_The task_. Search the records that follow and extract every line containing the string "Bible".

_Input_.
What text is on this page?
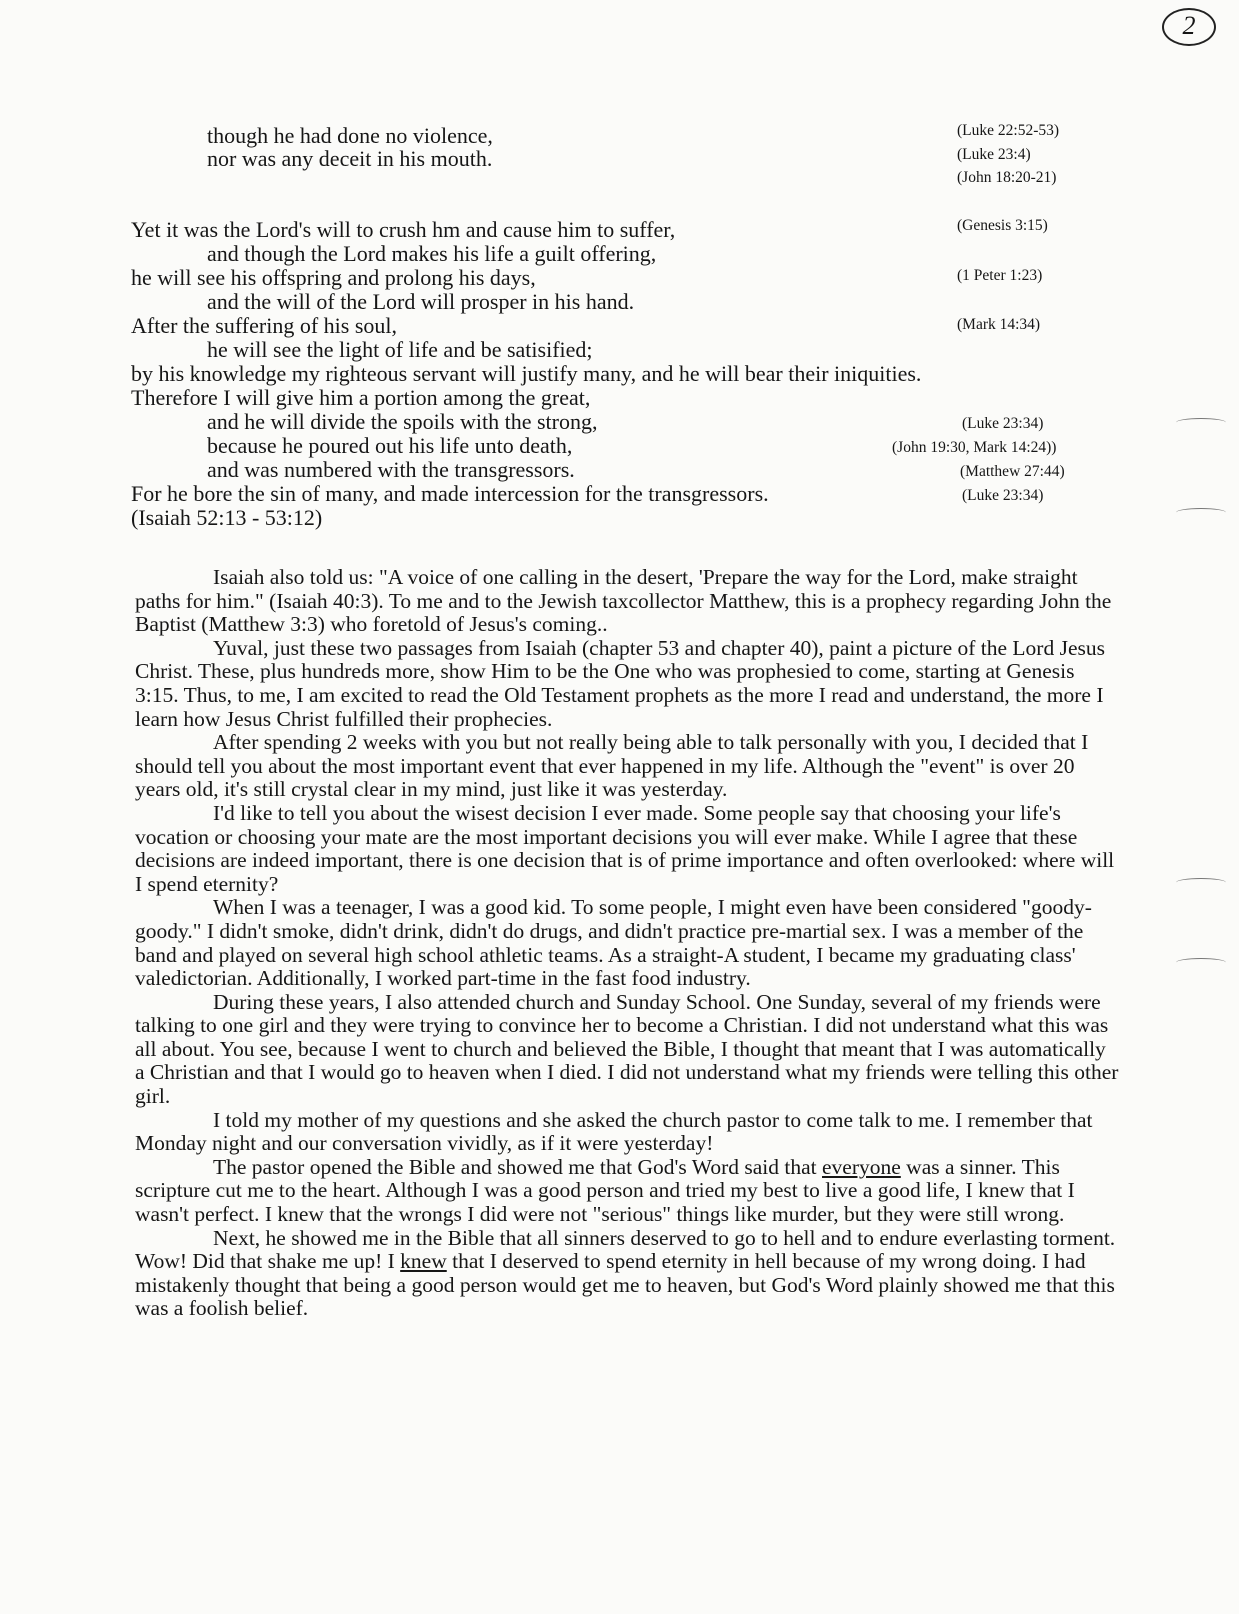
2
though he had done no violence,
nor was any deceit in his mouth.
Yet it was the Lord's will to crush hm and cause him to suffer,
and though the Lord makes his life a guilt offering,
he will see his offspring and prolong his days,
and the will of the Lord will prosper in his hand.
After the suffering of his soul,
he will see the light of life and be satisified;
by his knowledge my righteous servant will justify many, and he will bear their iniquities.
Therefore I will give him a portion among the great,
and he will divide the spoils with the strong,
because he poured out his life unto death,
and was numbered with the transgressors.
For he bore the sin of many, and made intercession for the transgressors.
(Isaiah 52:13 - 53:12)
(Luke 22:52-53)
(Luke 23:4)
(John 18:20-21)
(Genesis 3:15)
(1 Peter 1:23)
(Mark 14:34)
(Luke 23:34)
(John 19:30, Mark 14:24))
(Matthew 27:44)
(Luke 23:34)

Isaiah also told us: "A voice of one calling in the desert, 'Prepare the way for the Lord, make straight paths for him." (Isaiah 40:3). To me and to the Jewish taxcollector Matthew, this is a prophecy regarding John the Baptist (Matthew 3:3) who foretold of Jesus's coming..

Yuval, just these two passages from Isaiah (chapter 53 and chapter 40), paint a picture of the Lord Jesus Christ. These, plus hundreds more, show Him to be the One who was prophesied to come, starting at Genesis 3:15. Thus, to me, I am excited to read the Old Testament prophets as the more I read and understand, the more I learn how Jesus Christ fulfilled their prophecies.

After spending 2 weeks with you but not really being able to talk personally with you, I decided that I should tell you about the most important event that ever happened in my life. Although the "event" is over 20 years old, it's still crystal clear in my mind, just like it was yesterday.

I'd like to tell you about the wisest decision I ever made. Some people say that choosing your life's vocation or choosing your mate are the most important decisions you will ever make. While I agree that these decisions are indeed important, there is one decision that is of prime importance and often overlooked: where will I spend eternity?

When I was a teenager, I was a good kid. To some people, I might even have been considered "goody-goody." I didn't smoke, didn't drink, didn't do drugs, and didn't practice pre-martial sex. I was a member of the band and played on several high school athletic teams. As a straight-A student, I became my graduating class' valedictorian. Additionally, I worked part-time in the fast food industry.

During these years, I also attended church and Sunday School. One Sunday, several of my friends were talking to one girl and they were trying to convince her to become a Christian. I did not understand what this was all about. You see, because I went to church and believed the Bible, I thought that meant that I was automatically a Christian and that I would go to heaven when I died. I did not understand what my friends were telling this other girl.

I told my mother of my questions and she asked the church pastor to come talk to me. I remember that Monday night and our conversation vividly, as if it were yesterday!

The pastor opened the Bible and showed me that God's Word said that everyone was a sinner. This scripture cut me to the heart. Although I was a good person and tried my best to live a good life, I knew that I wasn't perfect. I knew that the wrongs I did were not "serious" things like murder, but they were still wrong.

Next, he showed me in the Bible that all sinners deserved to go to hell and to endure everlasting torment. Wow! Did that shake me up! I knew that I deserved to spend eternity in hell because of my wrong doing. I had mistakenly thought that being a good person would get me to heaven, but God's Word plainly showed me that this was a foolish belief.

...

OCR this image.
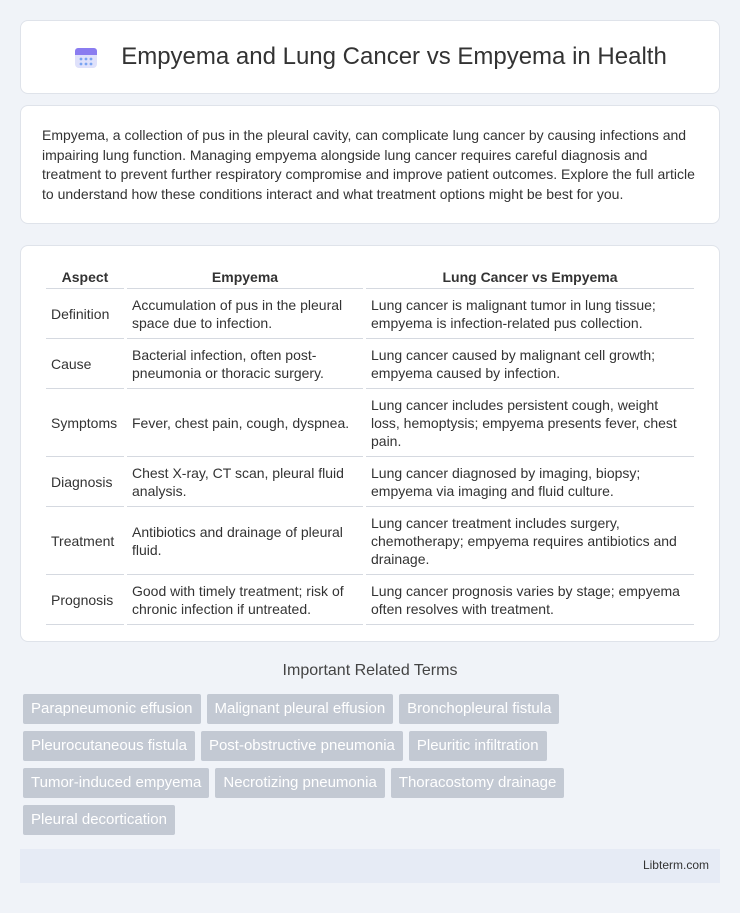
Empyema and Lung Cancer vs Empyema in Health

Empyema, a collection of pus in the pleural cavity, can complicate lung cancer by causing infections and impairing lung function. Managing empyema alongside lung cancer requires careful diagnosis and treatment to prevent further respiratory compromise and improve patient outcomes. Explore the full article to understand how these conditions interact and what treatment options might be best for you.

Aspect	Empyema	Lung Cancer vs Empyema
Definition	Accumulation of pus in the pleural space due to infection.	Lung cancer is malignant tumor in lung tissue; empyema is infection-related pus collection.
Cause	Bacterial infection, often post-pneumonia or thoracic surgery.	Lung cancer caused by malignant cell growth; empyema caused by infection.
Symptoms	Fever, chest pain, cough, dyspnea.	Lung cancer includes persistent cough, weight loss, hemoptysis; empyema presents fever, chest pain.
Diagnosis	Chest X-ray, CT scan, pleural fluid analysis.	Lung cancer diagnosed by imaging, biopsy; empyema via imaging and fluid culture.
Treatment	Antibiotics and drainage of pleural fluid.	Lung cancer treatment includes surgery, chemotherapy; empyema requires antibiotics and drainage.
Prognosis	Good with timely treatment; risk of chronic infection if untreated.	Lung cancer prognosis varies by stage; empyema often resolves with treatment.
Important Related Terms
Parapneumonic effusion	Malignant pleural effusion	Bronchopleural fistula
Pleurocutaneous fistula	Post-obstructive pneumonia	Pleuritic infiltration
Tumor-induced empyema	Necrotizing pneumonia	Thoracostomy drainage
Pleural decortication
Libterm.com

_Solution_.
During these years, I also attended church and Sunday School. One Sunday, several of my friends were talking to one girl and they were trying to convince her to become a Christian. I did not understand what this was all about. You see, because I went to church and believed the Bible, I thought that meant that I was automatically a Christian and that I would go to heaven when I died. I did not understand what my friends were telling this other girl.
The pastor opened the Bible and showed me that God's Word said that everyone was a sinner. This scripture cut me to the heart. Although I was a good person and tried my best to live a good life, I knew that I wasn't perfect. I knew that the wrongs I did were not "serious" things like murder, but they were still wrong.
Next, he showed me in the Bible that all sinners deserved to go to hell and to endure everlasting torment. Wow! Did that shake me up! I knew that I deserved to spend eternity in hell because of my wrong doing. I had mistakenly thought that being a good person would get me to heaven, but God's Word plainly showed me that this was a foolish belief.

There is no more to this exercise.